** Written task **
Each entry that follows must be output without any deviation.

** Dataset records **
[Begin]
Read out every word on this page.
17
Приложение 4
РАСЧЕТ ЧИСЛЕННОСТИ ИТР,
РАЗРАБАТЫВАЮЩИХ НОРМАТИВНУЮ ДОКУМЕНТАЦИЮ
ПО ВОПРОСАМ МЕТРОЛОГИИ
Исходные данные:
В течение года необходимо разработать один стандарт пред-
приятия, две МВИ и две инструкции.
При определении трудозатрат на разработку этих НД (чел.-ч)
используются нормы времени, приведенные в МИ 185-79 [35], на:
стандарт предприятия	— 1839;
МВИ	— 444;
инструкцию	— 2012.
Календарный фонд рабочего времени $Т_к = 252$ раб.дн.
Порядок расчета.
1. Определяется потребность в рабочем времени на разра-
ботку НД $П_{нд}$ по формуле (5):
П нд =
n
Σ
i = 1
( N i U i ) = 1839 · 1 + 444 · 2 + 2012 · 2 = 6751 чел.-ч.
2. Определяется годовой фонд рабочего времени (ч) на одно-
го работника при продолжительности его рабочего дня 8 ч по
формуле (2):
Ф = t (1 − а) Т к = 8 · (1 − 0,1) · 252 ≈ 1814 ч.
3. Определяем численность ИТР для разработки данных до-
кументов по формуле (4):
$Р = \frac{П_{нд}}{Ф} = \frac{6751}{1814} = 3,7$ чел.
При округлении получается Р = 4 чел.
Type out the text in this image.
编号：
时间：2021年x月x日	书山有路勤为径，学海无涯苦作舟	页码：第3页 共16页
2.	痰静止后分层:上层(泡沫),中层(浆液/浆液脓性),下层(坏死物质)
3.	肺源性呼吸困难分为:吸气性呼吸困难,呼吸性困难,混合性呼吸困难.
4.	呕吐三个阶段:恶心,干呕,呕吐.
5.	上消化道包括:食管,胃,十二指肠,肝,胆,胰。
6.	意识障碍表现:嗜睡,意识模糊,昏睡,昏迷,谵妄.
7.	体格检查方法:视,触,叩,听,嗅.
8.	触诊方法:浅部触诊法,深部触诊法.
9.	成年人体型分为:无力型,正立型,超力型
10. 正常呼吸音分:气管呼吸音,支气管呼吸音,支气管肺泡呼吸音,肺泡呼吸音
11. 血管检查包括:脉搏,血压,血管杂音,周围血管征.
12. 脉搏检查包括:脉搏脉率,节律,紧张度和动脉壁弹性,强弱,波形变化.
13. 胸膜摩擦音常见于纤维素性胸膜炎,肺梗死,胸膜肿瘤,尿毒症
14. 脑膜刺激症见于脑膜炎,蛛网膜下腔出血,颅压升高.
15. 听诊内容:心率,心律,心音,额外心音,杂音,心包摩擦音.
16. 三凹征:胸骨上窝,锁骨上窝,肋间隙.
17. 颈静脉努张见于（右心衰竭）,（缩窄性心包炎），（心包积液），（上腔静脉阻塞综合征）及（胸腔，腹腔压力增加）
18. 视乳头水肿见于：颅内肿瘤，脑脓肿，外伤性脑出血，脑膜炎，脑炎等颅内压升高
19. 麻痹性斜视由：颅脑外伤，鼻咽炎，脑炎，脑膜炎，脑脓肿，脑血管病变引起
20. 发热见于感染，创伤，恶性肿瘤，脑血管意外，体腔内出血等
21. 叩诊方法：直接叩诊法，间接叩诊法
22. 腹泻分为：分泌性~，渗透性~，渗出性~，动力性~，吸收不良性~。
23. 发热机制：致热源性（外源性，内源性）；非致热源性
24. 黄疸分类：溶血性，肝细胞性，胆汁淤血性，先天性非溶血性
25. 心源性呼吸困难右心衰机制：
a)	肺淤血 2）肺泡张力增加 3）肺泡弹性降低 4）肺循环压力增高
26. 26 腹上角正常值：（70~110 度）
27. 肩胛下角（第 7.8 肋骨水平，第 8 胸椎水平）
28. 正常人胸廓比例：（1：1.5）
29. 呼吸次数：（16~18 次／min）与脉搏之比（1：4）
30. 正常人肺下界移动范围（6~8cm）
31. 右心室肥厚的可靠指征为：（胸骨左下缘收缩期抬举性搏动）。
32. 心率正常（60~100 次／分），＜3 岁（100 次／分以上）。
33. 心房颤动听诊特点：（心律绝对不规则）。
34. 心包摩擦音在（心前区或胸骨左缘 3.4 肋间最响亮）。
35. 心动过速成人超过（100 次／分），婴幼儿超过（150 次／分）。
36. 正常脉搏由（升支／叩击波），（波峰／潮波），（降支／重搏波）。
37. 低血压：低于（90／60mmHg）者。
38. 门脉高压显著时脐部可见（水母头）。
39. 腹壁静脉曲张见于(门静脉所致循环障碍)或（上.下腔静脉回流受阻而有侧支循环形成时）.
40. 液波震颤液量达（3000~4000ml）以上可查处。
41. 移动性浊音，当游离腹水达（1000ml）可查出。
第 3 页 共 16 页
[End]
** Full response **
Read out every word on this page.
17
Приложение 4
РАСЧЕТ ЧИСЛЕННОСТИ ИТР,
РАЗРАБАТЫВАЮЩИХ НОРМАТИВНУЮ ДОКУМЕНТАЦИЮ
ПО ВОПРОСАМ МЕТРОЛОГИИ
Исходные данные:
В течение года необходимо разработать один стандарт пред-
приятия, две МВИ и две инструкции.
При определении трудозатрат на разработку этих НД (чел.-ч)
используются нормы времени, приведенные в МИ 185-79 [35], на:
стандарт предприятия	— 1839;
МВИ	— 444;
инструкцию	— 2012.
Календарный фонд рабочего времени $Т_к = 252$ раб.дн.
Порядок расчета.
1. Определяется потребность в рабочем времени на разра-
ботку НД $П_{нд}$ по формуле (5):
П нд =
n
Σ
i = 1
( N i U i ) = 1839 · 1 + 444 · 2 + 2012 · 2 = 6751 чел.-ч.
2. Определяется годовой фонд рабочего времени (ч) на одно-
го работника при продолжительности его рабочего дня 8 ч по
формуле (2):
Ф = t (1 − а) Т к = 8 · (1 − 0,1) · 252 ≈ 1814 ч.
3. Определяем численность ИТР для разработки данных до-
кументов по формуле (4):
$Р = \frac{П_{нд}}{Ф} = \frac{6751}{1814} = 3,7$ чел.
При округлении получается Р = 4 чел.
Type out the text in this image.
编号：
时间：2021年x月x日	书山有路勤为径，学海无涯苦作舟	页码：第3页 共16页
2.	痰静止后分层:上层(泡沫),中层(浆液/浆液脓性),下层(坏死物质)
3.	肺源性呼吸困难分为:吸气性呼吸困难,呼吸性困难,混合性呼吸困难.
4.	呕吐三个阶段:恶心,干呕,呕吐.
5.	上消化道包括:食管,胃,十二指肠,肝,胆,胰。
6.	意识障碍表现:嗜睡,意识模糊,昏睡,昏迷,谵妄.
7.	体格检查方法:视,触,叩,听,嗅.
8.	触诊方法:浅部触诊法,深部触诊法.
9.	成年人体型分为:无力型,正立型,超力型
10. 正常呼吸音分:气管呼吸音,支气管呼吸音,支气管肺泡呼吸音,肺泡呼吸音
11. 血管检查包括:脉搏,血压,血管杂音,周围血管征.
12. 脉搏检查包括:脉搏脉率,节律,紧张度和动脉壁弹性,强弱,波形变化.
13. 胸膜摩擦音常见于纤维素性胸膜炎,肺梗死,胸膜肿瘤,尿毒症
14. 脑膜刺激症见于脑膜炎,蛛网膜下腔出血,颅压升高.
15. 听诊内容:心率,心律,心音,额外心音,杂音,心包摩擦音.
16. 三凹征:胸骨上窝,锁骨上窝,肋间隙.
17. 颈静脉努张见于（右心衰竭）,（缩窄性心包炎），（心包积液），（上腔静脉阻塞综合征）及（胸腔，腹腔压力增加）
18. 视乳头水肿见于：颅内肿瘤，脑脓肿，外伤性脑出血，脑膜炎，脑炎等颅内压升高
19. 麻痹性斜视由：颅脑外伤，鼻咽炎，脑炎，脑膜炎，脑脓肿，脑血管病变引起
20. 发热见于感染，创伤，恶性肿瘤，脑血管意外，体腔内出血等
21. 叩诊方法：直接叩诊法，间接叩诊法
22. 腹泻分为：分泌性~，渗透性~，渗出性~，动力性~，吸收不良性~。
23. 发热机制：致热源性（外源性，内源性）；非致热源性
24. 黄疸分类：溶血性，肝细胞性，胆汁淤血性，先天性非溶血性
25. 心源性呼吸困难右心衰机制：
a)	肺淤血 2）肺泡张力增加 3）肺泡弹性降低 4）肺循环压力增高
26. 26 腹上角正常值：（70~110 度）
27. 肩胛下角（第 7.8 肋骨水平，第 8 胸椎水平）
28. 正常人胸廓比例：（1：1.5）
29. 呼吸次数：（16~18 次／min）与脉搏之比（1：4）
30. 正常人肺下界移动范围（6~8cm）
31. 右心室肥厚的可靠指征为：（胸骨左下缘收缩期抬举性搏动）。
32. 心率正常（60~100 次／分），＜3 岁（100 次／分以上）。
33. 心房颤动听诊特点：（心律绝对不规则）。
34. 心包摩擦音在（心前区或胸骨左缘 3.4 肋间最响亮）。
35. 心动过速成人超过（100 次／分），婴幼儿超过（150 次／分）。
36. 正常脉搏由（升支／叩击波），（波峰／潮波），（降支／重搏波）。
37. 低血压：低于（90／60mmHg）者。
38. 门脉高压显著时脐部可见（水母头）。
39. 腹壁静脉曲张见于(门静脉所致循环障碍)或（上.下腔静脉回流受阻而有侧支循环形成时）.
40. 液波震颤液量达（3000~4000ml）以上可查处。
41. 移动性浊音，当游离腹水达（1000ml）可查出。
第 3 页 共 16 页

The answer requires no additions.